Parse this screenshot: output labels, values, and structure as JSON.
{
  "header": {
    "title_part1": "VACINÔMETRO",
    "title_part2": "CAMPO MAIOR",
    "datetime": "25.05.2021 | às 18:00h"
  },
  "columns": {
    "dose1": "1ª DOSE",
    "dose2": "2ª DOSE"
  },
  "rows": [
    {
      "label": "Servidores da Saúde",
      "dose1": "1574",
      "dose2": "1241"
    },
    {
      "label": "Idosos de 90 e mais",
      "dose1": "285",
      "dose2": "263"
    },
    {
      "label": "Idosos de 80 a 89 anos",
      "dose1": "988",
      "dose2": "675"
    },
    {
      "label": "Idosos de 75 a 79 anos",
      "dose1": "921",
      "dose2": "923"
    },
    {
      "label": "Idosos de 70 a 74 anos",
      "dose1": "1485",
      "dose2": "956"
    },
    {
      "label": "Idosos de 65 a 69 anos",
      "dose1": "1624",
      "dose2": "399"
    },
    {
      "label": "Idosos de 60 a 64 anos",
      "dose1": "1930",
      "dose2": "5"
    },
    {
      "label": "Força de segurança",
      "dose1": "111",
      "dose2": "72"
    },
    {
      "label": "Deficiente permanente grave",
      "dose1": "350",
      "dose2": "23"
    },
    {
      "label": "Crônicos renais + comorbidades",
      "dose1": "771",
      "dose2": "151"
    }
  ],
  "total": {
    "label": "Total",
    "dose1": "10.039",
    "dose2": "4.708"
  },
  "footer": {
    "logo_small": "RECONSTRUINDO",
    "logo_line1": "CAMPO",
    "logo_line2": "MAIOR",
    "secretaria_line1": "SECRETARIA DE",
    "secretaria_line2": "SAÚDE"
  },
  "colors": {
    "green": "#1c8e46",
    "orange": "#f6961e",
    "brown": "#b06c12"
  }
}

▬▬▬

**Instructions to follow:** The listing above must be transcribed exactly, line by line.

**Solution:**
Parse this screenshot: output labels, values, and structure as JSON.
{
  "header": {
    "title_part1": "VACINÔMETRO",
    "title_part2": "CAMPO MAIOR",
    "datetime": "25.05.2021 | às 18:00h"
  },
  "columns": {
    "dose1": "1ª DOSE",
    "dose2": "2ª DOSE"
  },
  "rows": [
    {
      "label": "Servidores da Saúde",
      "dose1": "1574",
      "dose2": "1241"
    },
    {
      "label": "Idosos de 90 e mais",
      "dose1": "285",
      "dose2": "263"
    },
    {
      "label": "Idosos de 80 a 89 anos",
      "dose1": "988",
      "dose2": "675"
    },
    {
      "label": "Idosos de 75 a 79 anos",
      "dose1": "921",
      "dose2": "923"
    },
    {
      "label": "Idosos de 70 a 74 anos",
      "dose1": "1485",
      "dose2": "956"
    },
    {
      "label": "Idosos de 65 a 69 anos",
      "dose1": "1624",
      "dose2": "399"
    },
    {
      "label": "Idosos de 60 a 64 anos",
      "dose1": "1930",
      "dose2": "5"
    },
    {
      "label": "Força de segurança",
      "dose1": "111",
      "dose2": "72"
    },
    {
      "label": "Deficiente permanente grave",
      "dose1": "350",
      "dose2": "23"
    },
    {
      "label": "Crônicos renais + comorbidades",
      "dose1": "771",
      "dose2": "151"
    }
  ],
  "total": {
    "label": "Total",
    "dose1": "10.039",
    "dose2": "4.708"
  },
  "footer": {
    "logo_small": "RECONSTRUINDO",
    "logo_line1": "CAMPO",
    "logo_line2": "MAIOR",
    "secretaria_line1": "SECRETARIA DE",
    "secretaria_line2": "SAÚDE"
  },
  "colors": {
    "green": "#1c8e46",
    "orange": "#f6961e",
    "brown": "#b06c12"
  }
}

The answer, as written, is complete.